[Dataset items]
== == ==

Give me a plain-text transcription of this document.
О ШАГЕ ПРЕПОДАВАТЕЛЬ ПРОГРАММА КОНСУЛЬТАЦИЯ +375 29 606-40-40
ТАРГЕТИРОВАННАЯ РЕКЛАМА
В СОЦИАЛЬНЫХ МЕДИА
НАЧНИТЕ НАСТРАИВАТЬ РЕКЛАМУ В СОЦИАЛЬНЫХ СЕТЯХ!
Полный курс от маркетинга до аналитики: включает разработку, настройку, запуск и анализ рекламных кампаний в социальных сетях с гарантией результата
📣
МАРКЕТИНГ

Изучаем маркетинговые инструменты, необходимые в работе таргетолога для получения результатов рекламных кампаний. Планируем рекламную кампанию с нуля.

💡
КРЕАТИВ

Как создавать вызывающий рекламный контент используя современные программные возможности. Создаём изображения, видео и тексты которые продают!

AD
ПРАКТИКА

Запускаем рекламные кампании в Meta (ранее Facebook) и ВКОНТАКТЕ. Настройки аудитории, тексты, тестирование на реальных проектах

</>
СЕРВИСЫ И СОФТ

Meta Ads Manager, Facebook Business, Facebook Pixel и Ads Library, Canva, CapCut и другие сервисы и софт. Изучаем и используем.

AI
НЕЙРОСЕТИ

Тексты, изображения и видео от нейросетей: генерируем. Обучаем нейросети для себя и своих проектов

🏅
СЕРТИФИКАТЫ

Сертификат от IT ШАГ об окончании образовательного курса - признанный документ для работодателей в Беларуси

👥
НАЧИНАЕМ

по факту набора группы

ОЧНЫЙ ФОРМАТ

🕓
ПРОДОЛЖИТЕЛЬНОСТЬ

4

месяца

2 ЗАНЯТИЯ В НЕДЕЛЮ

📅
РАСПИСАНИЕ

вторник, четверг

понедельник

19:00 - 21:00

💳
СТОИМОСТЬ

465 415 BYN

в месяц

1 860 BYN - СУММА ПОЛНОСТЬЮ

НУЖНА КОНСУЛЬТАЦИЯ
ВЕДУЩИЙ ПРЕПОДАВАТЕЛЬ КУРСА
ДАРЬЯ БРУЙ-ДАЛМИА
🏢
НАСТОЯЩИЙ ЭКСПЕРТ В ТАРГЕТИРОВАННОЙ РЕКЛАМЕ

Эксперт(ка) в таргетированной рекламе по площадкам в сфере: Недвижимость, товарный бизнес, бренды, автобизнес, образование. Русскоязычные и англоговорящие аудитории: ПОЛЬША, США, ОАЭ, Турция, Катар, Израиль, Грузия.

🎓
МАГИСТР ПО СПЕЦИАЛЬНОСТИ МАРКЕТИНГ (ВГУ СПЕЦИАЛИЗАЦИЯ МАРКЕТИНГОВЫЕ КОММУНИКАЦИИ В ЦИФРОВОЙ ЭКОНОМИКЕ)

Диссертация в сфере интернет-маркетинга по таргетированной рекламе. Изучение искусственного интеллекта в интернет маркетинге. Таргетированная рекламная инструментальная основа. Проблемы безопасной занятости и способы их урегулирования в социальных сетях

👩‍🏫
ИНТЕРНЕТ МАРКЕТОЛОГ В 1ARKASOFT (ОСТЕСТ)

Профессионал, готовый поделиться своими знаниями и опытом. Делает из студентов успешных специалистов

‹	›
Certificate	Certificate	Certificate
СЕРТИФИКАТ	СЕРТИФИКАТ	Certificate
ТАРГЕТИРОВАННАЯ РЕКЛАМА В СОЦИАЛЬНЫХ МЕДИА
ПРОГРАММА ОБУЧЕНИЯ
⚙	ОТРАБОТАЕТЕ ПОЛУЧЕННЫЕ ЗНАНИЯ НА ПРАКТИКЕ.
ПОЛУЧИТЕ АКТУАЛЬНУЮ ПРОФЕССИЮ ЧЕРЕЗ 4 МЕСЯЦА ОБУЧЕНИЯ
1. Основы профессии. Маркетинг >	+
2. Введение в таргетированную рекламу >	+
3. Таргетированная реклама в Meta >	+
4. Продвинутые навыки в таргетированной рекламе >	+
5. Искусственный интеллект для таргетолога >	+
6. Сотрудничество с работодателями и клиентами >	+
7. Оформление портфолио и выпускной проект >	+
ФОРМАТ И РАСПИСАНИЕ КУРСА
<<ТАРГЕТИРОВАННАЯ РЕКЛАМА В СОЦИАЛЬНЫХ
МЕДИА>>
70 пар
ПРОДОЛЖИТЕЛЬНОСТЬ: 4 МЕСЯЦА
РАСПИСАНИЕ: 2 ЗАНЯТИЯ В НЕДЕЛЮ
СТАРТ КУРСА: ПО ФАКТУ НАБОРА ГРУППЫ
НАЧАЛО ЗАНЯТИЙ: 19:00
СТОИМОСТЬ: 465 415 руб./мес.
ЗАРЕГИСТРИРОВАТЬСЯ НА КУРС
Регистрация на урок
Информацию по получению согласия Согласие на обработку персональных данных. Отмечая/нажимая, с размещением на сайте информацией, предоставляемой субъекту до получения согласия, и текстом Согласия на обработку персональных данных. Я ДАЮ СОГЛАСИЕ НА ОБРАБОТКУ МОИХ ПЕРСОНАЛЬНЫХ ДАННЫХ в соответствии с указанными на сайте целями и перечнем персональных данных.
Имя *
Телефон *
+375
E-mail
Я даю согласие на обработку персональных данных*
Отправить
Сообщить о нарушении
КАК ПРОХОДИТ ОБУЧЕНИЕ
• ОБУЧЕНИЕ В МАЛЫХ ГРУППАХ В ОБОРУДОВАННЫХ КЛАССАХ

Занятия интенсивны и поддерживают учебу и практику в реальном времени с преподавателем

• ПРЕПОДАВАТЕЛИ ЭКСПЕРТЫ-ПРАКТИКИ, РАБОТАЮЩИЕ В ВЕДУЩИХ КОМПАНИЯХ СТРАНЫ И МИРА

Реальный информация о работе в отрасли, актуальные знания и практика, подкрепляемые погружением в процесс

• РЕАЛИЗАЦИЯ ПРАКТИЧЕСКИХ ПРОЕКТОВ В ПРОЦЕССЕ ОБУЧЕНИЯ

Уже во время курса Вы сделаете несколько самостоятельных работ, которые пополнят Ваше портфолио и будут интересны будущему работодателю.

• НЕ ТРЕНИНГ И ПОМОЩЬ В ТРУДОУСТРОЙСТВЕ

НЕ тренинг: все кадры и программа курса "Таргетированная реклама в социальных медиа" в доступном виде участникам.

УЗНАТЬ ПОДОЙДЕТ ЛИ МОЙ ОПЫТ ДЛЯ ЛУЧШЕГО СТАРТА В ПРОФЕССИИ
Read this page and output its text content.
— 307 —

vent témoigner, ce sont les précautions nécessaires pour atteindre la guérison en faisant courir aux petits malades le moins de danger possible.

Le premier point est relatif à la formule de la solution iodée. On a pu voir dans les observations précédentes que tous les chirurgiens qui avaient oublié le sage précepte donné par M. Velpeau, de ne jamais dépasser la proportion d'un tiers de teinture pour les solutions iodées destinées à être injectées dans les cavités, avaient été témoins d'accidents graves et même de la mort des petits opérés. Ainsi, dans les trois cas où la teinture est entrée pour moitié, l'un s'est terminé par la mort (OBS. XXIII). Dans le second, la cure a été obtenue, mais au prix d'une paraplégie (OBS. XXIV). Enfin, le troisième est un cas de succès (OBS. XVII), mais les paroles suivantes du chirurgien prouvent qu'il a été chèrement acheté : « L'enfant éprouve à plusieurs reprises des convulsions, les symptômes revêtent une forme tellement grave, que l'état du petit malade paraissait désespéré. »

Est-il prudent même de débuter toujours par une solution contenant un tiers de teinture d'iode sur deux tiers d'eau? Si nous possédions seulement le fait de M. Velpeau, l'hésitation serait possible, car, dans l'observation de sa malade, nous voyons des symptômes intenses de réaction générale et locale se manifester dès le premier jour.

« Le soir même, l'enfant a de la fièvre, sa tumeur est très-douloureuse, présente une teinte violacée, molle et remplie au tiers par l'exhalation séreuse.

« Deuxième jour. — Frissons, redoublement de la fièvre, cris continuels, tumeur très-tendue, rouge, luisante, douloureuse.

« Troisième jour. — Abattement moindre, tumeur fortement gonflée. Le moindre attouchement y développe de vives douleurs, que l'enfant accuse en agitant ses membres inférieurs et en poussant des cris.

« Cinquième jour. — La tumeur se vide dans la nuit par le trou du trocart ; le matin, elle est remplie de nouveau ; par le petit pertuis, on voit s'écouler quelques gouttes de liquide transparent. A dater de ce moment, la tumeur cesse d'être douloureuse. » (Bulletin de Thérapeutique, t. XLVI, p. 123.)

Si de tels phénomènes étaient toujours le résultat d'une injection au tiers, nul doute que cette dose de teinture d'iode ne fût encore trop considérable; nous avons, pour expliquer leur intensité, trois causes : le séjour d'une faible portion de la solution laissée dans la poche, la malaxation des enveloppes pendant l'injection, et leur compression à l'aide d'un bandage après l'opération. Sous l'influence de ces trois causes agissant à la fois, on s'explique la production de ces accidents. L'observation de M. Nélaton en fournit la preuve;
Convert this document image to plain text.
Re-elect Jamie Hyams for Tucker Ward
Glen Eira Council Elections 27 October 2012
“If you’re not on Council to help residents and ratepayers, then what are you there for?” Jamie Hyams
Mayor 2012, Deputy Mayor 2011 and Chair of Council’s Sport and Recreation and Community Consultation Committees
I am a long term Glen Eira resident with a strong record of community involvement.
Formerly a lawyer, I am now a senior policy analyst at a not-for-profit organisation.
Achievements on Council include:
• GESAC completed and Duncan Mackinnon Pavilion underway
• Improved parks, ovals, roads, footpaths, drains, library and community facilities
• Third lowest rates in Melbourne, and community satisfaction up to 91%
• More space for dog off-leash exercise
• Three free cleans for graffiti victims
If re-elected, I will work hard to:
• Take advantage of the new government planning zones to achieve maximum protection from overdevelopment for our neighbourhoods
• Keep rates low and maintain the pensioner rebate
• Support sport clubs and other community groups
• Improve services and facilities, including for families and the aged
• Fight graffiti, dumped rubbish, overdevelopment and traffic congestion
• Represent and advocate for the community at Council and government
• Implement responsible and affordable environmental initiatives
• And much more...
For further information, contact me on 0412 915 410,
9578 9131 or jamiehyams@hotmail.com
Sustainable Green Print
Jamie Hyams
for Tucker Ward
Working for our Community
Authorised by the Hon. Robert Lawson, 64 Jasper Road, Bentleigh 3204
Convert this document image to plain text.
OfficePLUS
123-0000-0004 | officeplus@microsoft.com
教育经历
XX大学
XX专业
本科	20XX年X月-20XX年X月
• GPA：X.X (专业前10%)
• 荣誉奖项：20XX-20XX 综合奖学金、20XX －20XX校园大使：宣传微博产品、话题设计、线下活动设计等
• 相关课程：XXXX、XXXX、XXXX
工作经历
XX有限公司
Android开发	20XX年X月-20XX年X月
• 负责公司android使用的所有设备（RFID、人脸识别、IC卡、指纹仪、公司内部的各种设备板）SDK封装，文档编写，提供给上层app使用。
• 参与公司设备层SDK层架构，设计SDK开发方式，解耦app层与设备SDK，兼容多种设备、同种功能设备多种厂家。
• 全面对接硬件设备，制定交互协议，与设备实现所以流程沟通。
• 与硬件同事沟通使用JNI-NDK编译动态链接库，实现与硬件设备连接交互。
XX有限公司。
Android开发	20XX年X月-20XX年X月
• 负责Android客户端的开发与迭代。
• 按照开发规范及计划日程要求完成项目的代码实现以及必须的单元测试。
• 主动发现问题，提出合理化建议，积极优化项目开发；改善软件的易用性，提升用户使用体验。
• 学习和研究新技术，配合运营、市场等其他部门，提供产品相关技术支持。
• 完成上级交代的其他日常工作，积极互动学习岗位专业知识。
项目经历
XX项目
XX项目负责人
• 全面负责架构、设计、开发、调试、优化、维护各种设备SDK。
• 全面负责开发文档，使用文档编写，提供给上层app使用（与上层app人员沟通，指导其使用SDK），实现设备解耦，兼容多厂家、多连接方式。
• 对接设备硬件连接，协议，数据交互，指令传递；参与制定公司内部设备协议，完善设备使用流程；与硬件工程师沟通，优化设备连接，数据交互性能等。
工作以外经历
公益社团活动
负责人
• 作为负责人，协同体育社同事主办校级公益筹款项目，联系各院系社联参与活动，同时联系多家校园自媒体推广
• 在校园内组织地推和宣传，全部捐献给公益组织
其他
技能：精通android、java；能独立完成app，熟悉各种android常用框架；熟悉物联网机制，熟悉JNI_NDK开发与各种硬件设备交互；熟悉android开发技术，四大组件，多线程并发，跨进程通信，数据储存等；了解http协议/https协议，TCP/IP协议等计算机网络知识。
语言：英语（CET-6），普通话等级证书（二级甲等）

== == ==

WHAT YOU SHOULD DO:
Search the lines above for the string "government" and copy each line that has it.

FINISHED ANSWER:
• Take advantage of the new government planning zones to achieve maximum protection from overdevelopment for our neighbourhoods
• Represent and advocate for the community at Council and government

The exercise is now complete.